Go through the material and write it all out exactly, minus the pictures.

— start DATA PROVIDED —

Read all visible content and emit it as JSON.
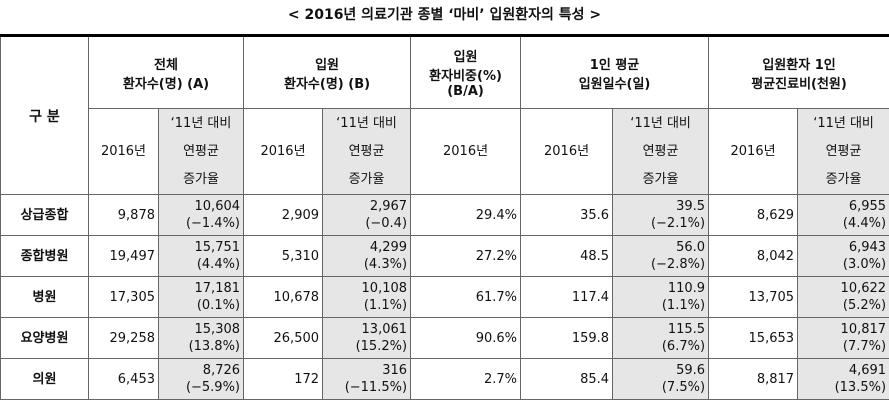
{
  "title": "< 2016년 의료기관 종별 ‘마비’ 입원환자의 특성 >",
  "table": {
    "corner": "구  분",
    "groups": [
      {
        "label": "전체\n환자수(명) (A)",
        "columns": [
          "2016년",
          "‘11년 대비\n연평균\n증가율"
        ]
      },
      {
        "label": "입원\n환자수(명) (B)",
        "columns": [
          "2016년",
          "‘11년 대비\n연평균\n증가율"
        ]
      },
      {
        "label": "입원\n환자비중(%)\n(B/A)",
        "columns": [
          "2016년"
        ]
      },
      {
        "label": "1인 평균\n입원일수(일)",
        "columns": [
          "2016년",
          "‘11년 대비\n연평균\n증가율"
        ]
      },
      {
        "label": "입원환자 1인\n평균진료비(천원)",
        "columns": [
          "2016년",
          "‘11년 대비\n연평균\n증가율"
        ]
      }
    ],
    "rows": [
      {
        "label": "상급종합",
        "cells": [
          "9,878",
          "10,604\n(−1.4%)",
          "2,909",
          "2,967\n(−0.4)",
          "29.4%",
          "35.6",
          "39.5\n(−2.1%)",
          "8,629",
          "6,955\n(4.4%)"
        ]
      },
      {
        "label": "종합병원",
        "cells": [
          "19,497",
          "15,751\n(4.4%)",
          "5,310",
          "4,299\n(4.3%)",
          "27.2%",
          "48.5",
          "56.0\n(−2.8%)",
          "8,042",
          "6,943\n(3.0%)"
        ]
      },
      {
        "label": "병원",
        "cells": [
          "17,305",
          "17,181\n(0.1%)",
          "10,678",
          "10,108\n(1.1%)",
          "61.7%",
          "117.4",
          "110.9\n(1.1%)",
          "13,705",
          "10,622\n(5.2%)"
        ]
      },
      {
        "label": "요양병원",
        "cells": [
          "29,258",
          "15,308\n(13.8%)",
          "26,500",
          "13,061\n(15.2%)",
          "90.6%",
          "159.8",
          "115.5\n(6.7%)",
          "15,653",
          "10,817\n(7.7%)"
        ]
      },
      {
        "label": "의원",
        "cells": [
          "6,453",
          "8,726\n(−5.9%)",
          "172",
          "316\n(−11.5%)",
          "2.7%",
          "85.4",
          "59.6\n(7.5%)",
          "8,817",
          "4,691\n(13.5%)"
        ]
      }
    ]
  }
}
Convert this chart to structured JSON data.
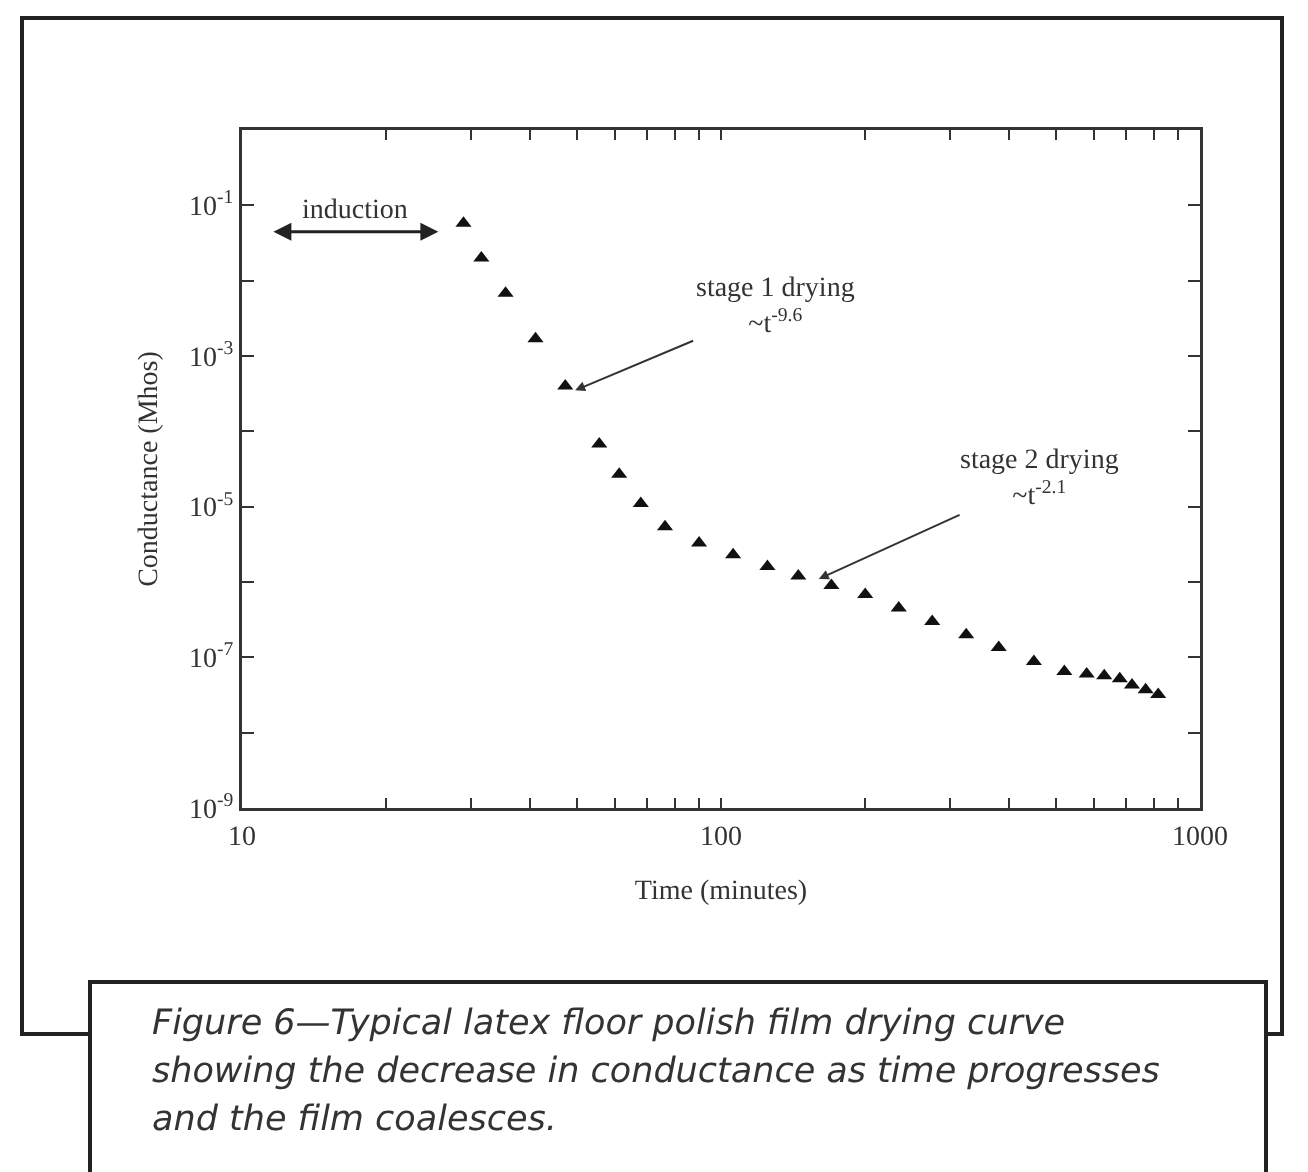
{
  "chart_data": {
    "type": "scatter",
    "xlabel": "Time (minutes)",
    "ylabel": "Conductance (Mhos)",
    "x": [
      29.0,
      31.6,
      35.5,
      41,
      47.3,
      55.7,
      61.3,
      68,
      76.4,
      90,
      106,
      125,
      145,
      170,
      200,
      235,
      276,
      325,
      380,
      450,
      521,
      580,
      631,
      680,
      721,
      770,
      818
    ],
    "series": [
      {
        "color": "#111111",
        "values": [
          0.058,
          0.02,
          0.0068,
          0.0017,
          0.0004,
          6.8e-05,
          2.7e-05,
          1.1e-05,
          5.4e-06,
          3.3e-06,
          2.3e-06,
          1.6e-06,
          1.2e-06,
          9e-07,
          6.8e-07,
          4.5e-07,
          3e-07,
          2e-07,
          1.35e-07,
          8.8e-08,
          6.5e-08,
          6e-08,
          5.7e-08,
          5.2e-08,
          4.3e-08,
          3.7e-08,
          3.2e-08
        ]
      }
    ],
    "log": "xy",
    "marker": "triangle",
    "xlim": [
      10,
      1000
    ],
    "xticks": [
      {
        "value": 10,
        "label": "10"
      },
      {
        "value": 20,
        "label": null
      },
      {
        "value": 30,
        "label": null
      },
      {
        "value": 40,
        "label": null
      },
      {
        "value": 50,
        "label": null
      },
      {
        "value": 60,
        "label": null
      },
      {
        "value": 70,
        "label": null
      },
      {
        "value": 80,
        "label": null
      },
      {
        "value": 90,
        "label": null
      },
      100,
      {
        "value": 200,
        "label": null
      },
      {
        "value": 300,
        "label": null
      },
      {
        "value": 400,
        "label": null
      },
      {
        "value": 500,
        "label": null
      },
      {
        "value": 600,
        "label": null
      },
      {
        "value": 700,
        "label": null
      },
      {
        "value": 800,
        "label": null
      },
      {
        "value": 900,
        "label": null
      },
      1000
    ],
    "ylim": [
      1e-09,
      1
    ],
    "yticks": [
      {
        "value": 1e-09,
        "label": "10$^{-9}$"
      },
      {
        "value": 1e-08,
        "label": null
      },
      {
        "value": 1e-07,
        "label": "10$^{-7}$"
      },
      {
        "value": 1e-06,
        "label": null
      },
      {
        "value": 1e-05,
        "label": "10$^{-5}$"
      },
      {
        "value": 0.0001,
        "label": null
      },
      {
        "value": 0.001,
        "label": "10$^{-3}$"
      },
      {
        "value": 0.01,
        "label": null
      },
      {
        "value": 0.1,
        "label": "10$^{-1}$"
      }
    ],
    "grid": false,
    "annotations": [
      "induction",
      {
        "text": "stage 1 drying\n~t$^{-9.6}$",
        "x": 49.6,
        "y": 0.00035
      },
      {
        "text": "stage 2 drying\n~t$^{-2.1}$",
        "x": 160,
        "y": 1.1e-06
      },
      "Figure 6—Typical latex floor polish film drying curve showing the decrease in conductance as time progresses and the film coalesces."
    ]
  }
}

— end DATA PROVIDED —

SOLVED EXERCISE:
Read all visible content and emit it as JSON.
{
  "title": "< 2016년 의료기관 종별 ‘마비’ 입원환자의 특성 >",
  "table": {
    "corner": "구  분",
    "groups": [
      {
        "label": "전체\n환자수(명) (A)",
        "columns": [
          "2016년",
          "‘11년 대비\n연평균\n증가율"
        ]
      },
      {
        "label": "입원\n환자수(명) (B)",
        "columns": [
          "2016년",
          "‘11년 대비\n연평균\n증가율"
        ]
      },
      {
        "label": "입원\n환자비중(%)\n(B/A)",
        "columns": [
          "2016년"
        ]
      },
      {
        "label": "1인 평균\n입원일수(일)",
        "columns": [
          "2016년",
          "‘11년 대비\n연평균\n증가율"
        ]
      },
      {
        "label": "입원환자 1인\n평균진료비(천원)",
        "columns": [
          "2016년",
          "‘11년 대비\n연평균\n증가율"
        ]
      }
    ],
    "rows": [
      {
        "label": "상급종합",
        "cells": [
          "9,878",
          "10,604\n(−1.4%)",
          "2,909",
          "2,967\n(−0.4)",
          "29.4%",
          "35.6",
          "39.5\n(−2.1%)",
          "8,629",
          "6,955\n(4.4%)"
        ]
      },
      {
        "label": "종합병원",
        "cells": [
          "19,497",
          "15,751\n(4.4%)",
          "5,310",
          "4,299\n(4.3%)",
          "27.2%",
          "48.5",
          "56.0\n(−2.8%)",
          "8,042",
          "6,943\n(3.0%)"
        ]
      },
      {
        "label": "병원",
        "cells": [
          "17,305",
          "17,181\n(0.1%)",
          "10,678",
          "10,108\n(1.1%)",
          "61.7%",
          "117.4",
          "110.9\n(1.1%)",
          "13,705",
          "10,622\n(5.2%)"
        ]
      },
      {
        "label": "요양병원",
        "cells": [
          "29,258",
          "15,308\n(13.8%)",
          "26,500",
          "13,061\n(15.2%)",
          "90.6%",
          "159.8",
          "115.5\n(6.7%)",
          "15,653",
          "10,817\n(7.7%)"
        ]
      },
      {
        "label": "의원",
        "cells": [
          "6,453",
          "8,726\n(−5.9%)",
          "172",
          "316\n(−11.5%)",
          "2.7%",
          "85.4",
          "59.6\n(7.5%)",
          "8,817",
          "4,691\n(13.5%)"
        ]
      }
    ]
  }
}
Convert this chart to structured JSON data.
{
  "chart_data": {
    "type": "scatter",
    "xlabel": "Time (minutes)",
    "ylabel": "Conductance (Mhos)",
    "x": [
      29.0,
      31.6,
      35.5,
      41,
      47.3,
      55.7,
      61.3,
      68,
      76.4,
      90,
      106,
      125,
      145,
      170,
      200,
      235,
      276,
      325,
      380,
      450,
      521,
      580,
      631,
      680,
      721,
      770,
      818
    ],
    "series": [
      {
        "color": "#111111",
        "values": [
          0.058,
          0.02,
          0.0068,
          0.0017,
          0.0004,
          6.8e-05,
          2.7e-05,
          1.1e-05,
          5.4e-06,
          3.3e-06,
          2.3e-06,
          1.6e-06,
          1.2e-06,
          9e-07,
          6.8e-07,
          4.5e-07,
          3e-07,
          2e-07,
          1.35e-07,
          8.8e-08,
          6.5e-08,
          6e-08,
          5.7e-08,
          5.2e-08,
          4.3e-08,
          3.7e-08,
          3.2e-08
        ]
      }
    ],
    "log": "xy",
    "marker": "triangle",
    "xlim": [
      10,
      1000
    ],
    "xticks": [
      {
        "value": 10,
        "label": "10"
      },
      {
        "value": 20,
        "label": null
      },
      {
        "value": 30,
        "label": null
      },
      {
        "value": 40,
        "label": null
      },
      {
        "value": 50,
        "label": null
      },
      {
        "value": 60,
        "label": null
      },
      {
        "value": 70,
        "label": null
      },
      {
        "value": 80,
        "label": null
      },
      {
        "value": 90,
        "label": null
      },
      100,
      {
        "value": 200,
        "label": null
      },
      {
        "value": 300,
        "label": null
      },
      {
        "value": 400,
        "label": null
      },
      {
        "value": 500,
        "label": null
      },
      {
        "value": 600,
        "label": null
      },
      {
        "value": 700,
        "label": null
      },
      {
        "value": 800,
        "label": null
      },
      {
        "value": 900,
        "label": null
      },
      1000
    ],
    "ylim": [
      1e-09,
      1
    ],
    "yticks": [
      {
        "value": 1e-09,
        "label": "10$^{-9}$"
      },
      {
        "value": 1e-08,
        "label": null
      },
      {
        "value": 1e-07,
        "label": "10$^{-7}$"
      },
      {
        "value": 1e-06,
        "label": null
      },
      {
        "value": 1e-05,
        "label": "10$^{-5}$"
      },
      {
        "value": 0.0001,
        "label": null
      },
      {
        "value": 0.001,
        "label": "10$^{-3}$"
      },
      {
        "value": 0.01,
        "label": null
      },
      {
        "value": 0.1,
        "label": "10$^{-1}$"
      }
    ],
    "grid": false,
    "annotations": [
      "induction",
      {
        "text": "stage 1 drying\n~t$^{-9.6}$",
        "x": 49.6,
        "y": 0.00035
      },
      {
        "text": "stage 2 drying\n~t$^{-2.1}$",
        "x": 160,
        "y": 1.1e-06
      },
      "Figure 6—Typical latex floor polish film drying curve showing the decrease in conductance as time progresses and the film coalesces."
    ]
  }
}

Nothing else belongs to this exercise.